= What is required =
Copy out all the lines exactly. Omit pictures.

= Task inputs =
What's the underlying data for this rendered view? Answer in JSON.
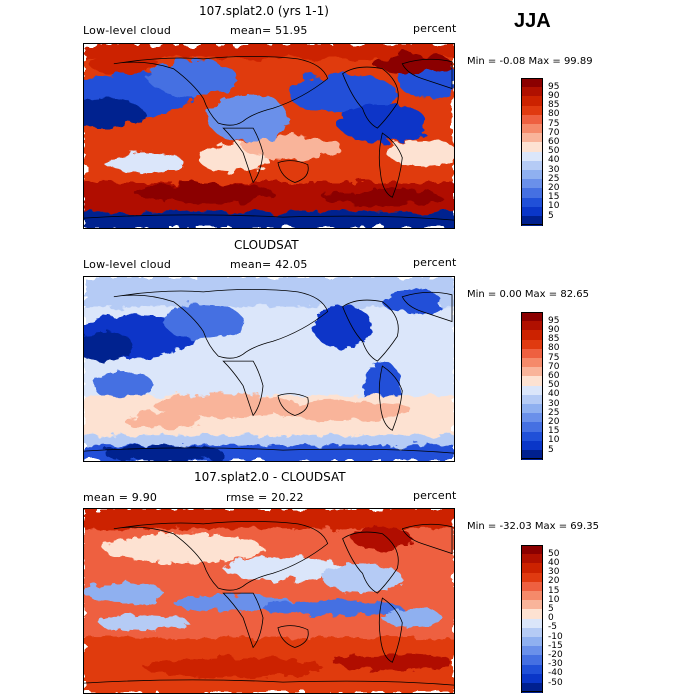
{
  "season": "JJA",
  "panels": [
    {
      "title": "107.splat2.0 (yrs 1-1)",
      "left_label": "Low-level cloud",
      "mid_label": "mean=  51.95",
      "right_label": "percent",
      "minmax": "Min =  -0.08 Max =  99.89",
      "colorbar": {
        "labels": [
          "95",
          "90",
          "85",
          "80",
          "75",
          "70",
          "60",
          "50",
          "40",
          "30",
          "25",
          "20",
          "15",
          "10",
          "5"
        ],
        "colors": [
          "#8b0000",
          "#b01000",
          "#cc2200",
          "#e03a10",
          "#ee6040",
          "#f58a6a",
          "#f9b49a",
          "#fde2d2",
          "#dbe6fa",
          "#b5cbf5",
          "#8fb0f0",
          "#6a90ea",
          "#4570e2",
          "#2050d8",
          "#0a36c8",
          "#00208f"
        ]
      }
    },
    {
      "title": "CLOUDSAT",
      "left_label": "Low-level cloud",
      "mid_label": "mean=  42.05",
      "right_label": "percent",
      "minmax": "Min =   0.00 Max =  82.65",
      "colorbar": {
        "labels": [
          "95",
          "90",
          "85",
          "80",
          "75",
          "70",
          "60",
          "50",
          "40",
          "30",
          "25",
          "20",
          "15",
          "10",
          "5"
        ],
        "colors": [
          "#8b0000",
          "#b01000",
          "#cc2200",
          "#e03a10",
          "#ee6040",
          "#f58a6a",
          "#f9b49a",
          "#fde2d2",
          "#dbe6fa",
          "#b5cbf5",
          "#8fb0f0",
          "#6a90ea",
          "#4570e2",
          "#2050d8",
          "#0a36c8",
          "#00208f"
        ]
      }
    },
    {
      "title": "107.splat2.0 - CLOUDSAT",
      "left_label": "mean =   9.90",
      "mid_label": "rmse =  20.22",
      "right_label": "percent",
      "minmax": "Min = -32.03 Max =  69.35",
      "colorbar": {
        "labels": [
          "50",
          "40",
          "30",
          "20",
          "15",
          "10",
          "5",
          "0",
          "-5",
          "-10",
          "-15",
          "-20",
          "-30",
          "-40",
          "-50"
        ],
        "colors": [
          "#8b0000",
          "#b01000",
          "#cc2200",
          "#e03a10",
          "#ee6040",
          "#f58a6a",
          "#f9b49a",
          "#fde2d2",
          "#dbe6fa",
          "#b5cbf5",
          "#8fb0f0",
          "#6a90ea",
          "#4570e2",
          "#2050d8",
          "#0a36c8",
          "#00208f"
        ]
      }
    }
  ],
  "chart_data": [
    {
      "type": "heatmap",
      "title": "107.splat2.0 (yrs 1-1)",
      "variable": "Low-level cloud",
      "units": "percent",
      "mean": 51.95,
      "min": -0.08,
      "max": 99.89,
      "contour_levels": [
        5,
        10,
        15,
        20,
        25,
        30,
        40,
        50,
        60,
        70,
        75,
        80,
        85,
        90,
        95
      ]
    },
    {
      "type": "heatmap",
      "title": "CLOUDSAT",
      "variable": "Low-level cloud",
      "units": "percent",
      "mean": 42.05,
      "min": 0.0,
      "max": 82.65,
      "contour_levels": [
        5,
        10,
        15,
        20,
        25,
        30,
        40,
        50,
        60,
        70,
        75,
        80,
        85,
        90,
        95
      ]
    },
    {
      "type": "heatmap",
      "title": "107.splat2.0 - CLOUDSAT",
      "units": "percent",
      "mean": 9.9,
      "rmse": 20.22,
      "min": -32.03,
      "max": 69.35,
      "contour_levels": [
        -50,
        -40,
        -30,
        -20,
        -15,
        -10,
        -5,
        0,
        5,
        10,
        15,
        20,
        30,
        40,
        50
      ]
    }
  ]
}
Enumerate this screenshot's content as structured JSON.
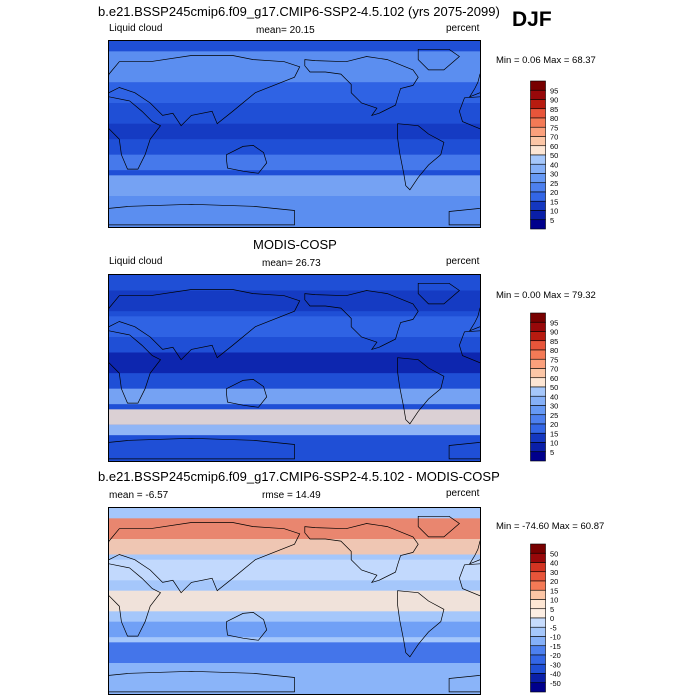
{
  "season": "DJF",
  "colors": {
    "seq_scale": [
      "#00008c",
      "#0a1fa8",
      "#1437c0",
      "#1f4fd6",
      "#3366e6",
      "#4d80ef",
      "#6699f5",
      "#85b0f8",
      "#a5c7fb",
      "#c7dcfd",
      "#fde6d4",
      "#fcc6a6",
      "#fba07c",
      "#f47a56",
      "#e8553a",
      "#d23422",
      "#b81b10",
      "#98080a",
      "#780000"
    ],
    "diff_scale": [
      "#00008c",
      "#0a1fa8",
      "#1437c0",
      "#1f4fd6",
      "#3366e6",
      "#4d80ef",
      "#6699f5",
      "#85b0f8",
      "#a5c7fb",
      "#c7dcfd",
      "#eef3fe",
      "#fdeee3",
      "#fde6d4",
      "#fcc6a6",
      "#fba07c",
      "#f47a56",
      "#e8553a",
      "#d23422",
      "#b81b10",
      "#98080a",
      "#780000"
    ]
  },
  "chart_data": [
    {
      "type": "heatmap",
      "title": "b.e21.BSSP245cmip6.f09_g17.CMIP6-SSP2-4.5.102 (yrs 2075-2099)",
      "left_label": "Liquid cloud",
      "center_label": "mean=  20.15",
      "right_label": "percent",
      "stats": "Min =   0.06 Max =  68.37",
      "min": 0.06,
      "max": 68.37,
      "mean": 20.15,
      "colorbar_levels": [
        "95",
        "90",
        "85",
        "80",
        "75",
        "70",
        "60",
        "50",
        "40",
        "30",
        "25",
        "20",
        "15",
        "10",
        "5"
      ]
    },
    {
      "type": "heatmap",
      "title": "MODIS-COSP",
      "left_label": "Liquid cloud",
      "center_label": "mean=  26.73",
      "right_label": "percent",
      "stats": "Min =   0.00 Max =  79.32",
      "min": 0.0,
      "max": 79.32,
      "mean": 26.73,
      "colorbar_levels": [
        "95",
        "90",
        "85",
        "80",
        "75",
        "70",
        "60",
        "50",
        "40",
        "30",
        "25",
        "20",
        "15",
        "10",
        "5"
      ]
    },
    {
      "type": "heatmap",
      "title": "b.e21.BSSP245cmip6.f09_g17.CMIP6-SSP2-4.5.102 - MODIS-COSP",
      "left_label": "mean =  -6.57",
      "center_label": "rmse =  14.49",
      "right_label": "percent",
      "stats": "Min = -74.60 Max =  60.87",
      "min": -74.6,
      "max": 60.87,
      "mean": -6.57,
      "rmse": 14.49,
      "colorbar_levels": [
        "50",
        "40",
        "30",
        "20",
        "15",
        "10",
        "5",
        "0",
        "-5",
        "-10",
        "-15",
        "-20",
        "-30",
        "-40",
        "-50"
      ]
    }
  ]
}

= Solution for this problem =
What's the underlying data for this rendered view? Answer in JSON.
{
  "season": "JJA",
  "panels": [
    {
      "title": "107.splat2.0 (yrs 1-1)",
      "left_label": "Low-level cloud",
      "mid_label": "mean=  51.95",
      "right_label": "percent",
      "minmax": "Min =  -0.08 Max =  99.89",
      "colorbar": {
        "labels": [
          "95",
          "90",
          "85",
          "80",
          "75",
          "70",
          "60",
          "50",
          "40",
          "30",
          "25",
          "20",
          "15",
          "10",
          "5"
        ],
        "colors": [
          "#8b0000",
          "#b01000",
          "#cc2200",
          "#e03a10",
          "#ee6040",
          "#f58a6a",
          "#f9b49a",
          "#fde2d2",
          "#dbe6fa",
          "#b5cbf5",
          "#8fb0f0",
          "#6a90ea",
          "#4570e2",
          "#2050d8",
          "#0a36c8",
          "#00208f"
        ]
      }
    },
    {
      "title": "CLOUDSAT",
      "left_label": "Low-level cloud",
      "mid_label": "mean=  42.05",
      "right_label": "percent",
      "minmax": "Min =   0.00 Max =  82.65",
      "colorbar": {
        "labels": [
          "95",
          "90",
          "85",
          "80",
          "75",
          "70",
          "60",
          "50",
          "40",
          "30",
          "25",
          "20",
          "15",
          "10",
          "5"
        ],
        "colors": [
          "#8b0000",
          "#b01000",
          "#cc2200",
          "#e03a10",
          "#ee6040",
          "#f58a6a",
          "#f9b49a",
          "#fde2d2",
          "#dbe6fa",
          "#b5cbf5",
          "#8fb0f0",
          "#6a90ea",
          "#4570e2",
          "#2050d8",
          "#0a36c8",
          "#00208f"
        ]
      }
    },
    {
      "title": "107.splat2.0 - CLOUDSAT",
      "left_label": "mean =   9.90",
      "mid_label": "rmse =  20.22",
      "right_label": "percent",
      "minmax": "Min = -32.03 Max =  69.35",
      "colorbar": {
        "labels": [
          "50",
          "40",
          "30",
          "20",
          "15",
          "10",
          "5",
          "0",
          "-5",
          "-10",
          "-15",
          "-20",
          "-30",
          "-40",
          "-50"
        ],
        "colors": [
          "#8b0000",
          "#b01000",
          "#cc2200",
          "#e03a10",
          "#ee6040",
          "#f58a6a",
          "#f9b49a",
          "#fde2d2",
          "#dbe6fa",
          "#b5cbf5",
          "#8fb0f0",
          "#6a90ea",
          "#4570e2",
          "#2050d8",
          "#0a36c8",
          "#00208f"
        ]
      }
    }
  ],
  "chart_data": [
    {
      "type": "heatmap",
      "title": "107.splat2.0 (yrs 1-1)",
      "variable": "Low-level cloud",
      "units": "percent",
      "mean": 51.95,
      "min": -0.08,
      "max": 99.89,
      "contour_levels": [
        5,
        10,
        15,
        20,
        25,
        30,
        40,
        50,
        60,
        70,
        75,
        80,
        85,
        90,
        95
      ]
    },
    {
      "type": "heatmap",
      "title": "CLOUDSAT",
      "variable": "Low-level cloud",
      "units": "percent",
      "mean": 42.05,
      "min": 0.0,
      "max": 82.65,
      "contour_levels": [
        5,
        10,
        15,
        20,
        25,
        30,
        40,
        50,
        60,
        70,
        75,
        80,
        85,
        90,
        95
      ]
    },
    {
      "type": "heatmap",
      "title": "107.splat2.0 - CLOUDSAT",
      "units": "percent",
      "mean": 9.9,
      "rmse": 20.22,
      "min": -32.03,
      "max": 69.35,
      "contour_levels": [
        -50,
        -40,
        -30,
        -20,
        -15,
        -10,
        -5,
        0,
        5,
        10,
        15,
        20,
        30,
        40,
        50
      ]
    }
  ]
}
Enumerate this screenshot's content as structured JSON.
{
  "season": "DJF",
  "colors": {
    "seq_scale": [
      "#00008c",
      "#0a1fa8",
      "#1437c0",
      "#1f4fd6",
      "#3366e6",
      "#4d80ef",
      "#6699f5",
      "#85b0f8",
      "#a5c7fb",
      "#c7dcfd",
      "#fde6d4",
      "#fcc6a6",
      "#fba07c",
      "#f47a56",
      "#e8553a",
      "#d23422",
      "#b81b10",
      "#98080a",
      "#780000"
    ],
    "diff_scale": [
      "#00008c",
      "#0a1fa8",
      "#1437c0",
      "#1f4fd6",
      "#3366e6",
      "#4d80ef",
      "#6699f5",
      "#85b0f8",
      "#a5c7fb",
      "#c7dcfd",
      "#eef3fe",
      "#fdeee3",
      "#fde6d4",
      "#fcc6a6",
      "#fba07c",
      "#f47a56",
      "#e8553a",
      "#d23422",
      "#b81b10",
      "#98080a",
      "#780000"
    ]
  },
  "chart_data": [
    {
      "type": "heatmap",
      "title": "b.e21.BSSP245cmip6.f09_g17.CMIP6-SSP2-4.5.102 (yrs 2075-2099)",
      "left_label": "Liquid cloud",
      "center_label": "mean=  20.15",
      "right_label": "percent",
      "stats": "Min =   0.06 Max =  68.37",
      "min": 0.06,
      "max": 68.37,
      "mean": 20.15,
      "colorbar_levels": [
        "95",
        "90",
        "85",
        "80",
        "75",
        "70",
        "60",
        "50",
        "40",
        "30",
        "25",
        "20",
        "15",
        "10",
        "5"
      ]
    },
    {
      "type": "heatmap",
      "title": "MODIS-COSP",
      "left_label": "Liquid cloud",
      "center_label": "mean=  26.73",
      "right_label": "percent",
      "stats": "Min =   0.00 Max =  79.32",
      "min": 0.0,
      "max": 79.32,
      "mean": 26.73,
      "colorbar_levels": [
        "95",
        "90",
        "85",
        "80",
        "75",
        "70",
        "60",
        "50",
        "40",
        "30",
        "25",
        "20",
        "15",
        "10",
        "5"
      ]
    },
    {
      "type": "heatmap",
      "title": "b.e21.BSSP245cmip6.f09_g17.CMIP6-SSP2-4.5.102 - MODIS-COSP",
      "left_label": "mean =  -6.57",
      "center_label": "rmse =  14.49",
      "right_label": "percent",
      "stats": "Min = -74.60 Max =  60.87",
      "min": -74.6,
      "max": 60.87,
      "mean": -6.57,
      "rmse": 14.49,
      "colorbar_levels": [
        "50",
        "40",
        "30",
        "20",
        "15",
        "10",
        "5",
        "0",
        "-5",
        "-10",
        "-15",
        "-20",
        "-30",
        "-40",
        "-50"
      ]
    }
  ]
}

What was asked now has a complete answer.